Every line of the listing must be reproduced as it stands. Leave the images behind.

..............................

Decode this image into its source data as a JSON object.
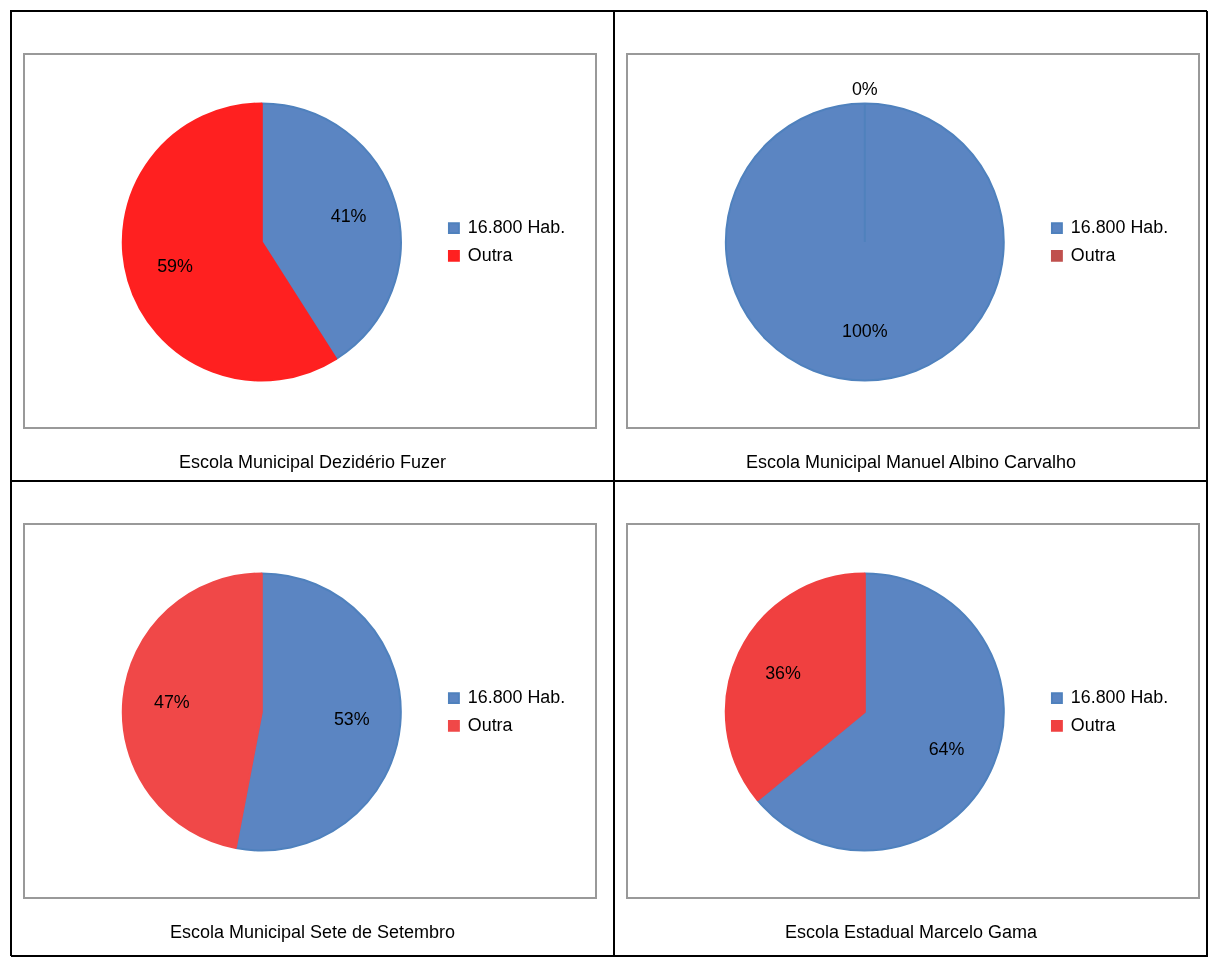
{
  "chart_data": [
    {
      "type": "pie",
      "title": "Escola Municipal Dezidério Fuzer",
      "categories": [
        "16.800 Hab.",
        "Outra"
      ],
      "values": [
        41,
        59
      ],
      "value_labels": [
        "41%",
        "59%"
      ],
      "colors": [
        "#5b85c2",
        "#ff2020"
      ],
      "legend": "right"
    },
    {
      "type": "pie",
      "title": "Escola Municipal Manuel Albino Carvalho",
      "categories": [
        "16.800 Hab.",
        "Outra"
      ],
      "values": [
        100,
        0
      ],
      "value_labels": [
        "100%",
        "0%"
      ],
      "colors": [
        "#5b85c2",
        "#c0504d"
      ],
      "legend": "right"
    },
    {
      "type": "pie",
      "title": "Escola Municipal Sete de Setembro",
      "categories": [
        "16.800 Hab.",
        "Outra"
      ],
      "values": [
        53,
        47
      ],
      "value_labels": [
        "53%",
        "47%"
      ],
      "colors": [
        "#5b85c2",
        "#f04848"
      ],
      "legend": "right"
    },
    {
      "type": "pie",
      "title": "Escola Estadual Marcelo Gama",
      "categories": [
        "16.800 Hab.",
        "Outra"
      ],
      "values": [
        64,
        36
      ],
      "value_labels": [
        "64%",
        "36%"
      ],
      "colors": [
        "#5b85c2",
        "#f04040"
      ],
      "legend": "right"
    }
  ]
}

..............................

Solution>
Decode this image into its source data as a JSON object.
{
  "chart_data": [
    {
      "type": "pie",
      "title": "Escola Municipal Dezidério Fuzer",
      "categories": [
        "16.800 Hab.",
        "Outra"
      ],
      "values": [
        41,
        59
      ],
      "value_labels": [
        "41%",
        "59%"
      ],
      "colors": [
        "#5b85c2",
        "#ff2020"
      ],
      "legend": "right"
    },
    {
      "type": "pie",
      "title": "Escola Municipal Manuel Albino Carvalho",
      "categories": [
        "16.800 Hab.",
        "Outra"
      ],
      "values": [
        100,
        0
      ],
      "value_labels": [
        "100%",
        "0%"
      ],
      "colors": [
        "#5b85c2",
        "#c0504d"
      ],
      "legend": "right"
    },
    {
      "type": "pie",
      "title": "Escola Municipal Sete de Setembro",
      "categories": [
        "16.800 Hab.",
        "Outra"
      ],
      "values": [
        53,
        47
      ],
      "value_labels": [
        "53%",
        "47%"
      ],
      "colors": [
        "#5b85c2",
        "#f04848"
      ],
      "legend": "right"
    },
    {
      "type": "pie",
      "title": "Escola Estadual Marcelo Gama",
      "categories": [
        "16.800 Hab.",
        "Outra"
      ],
      "values": [
        64,
        36
      ],
      "value_labels": [
        "64%",
        "36%"
      ],
      "colors": [
        "#5b85c2",
        "#f04040"
      ],
      "legend": "right"
    }
  ]
}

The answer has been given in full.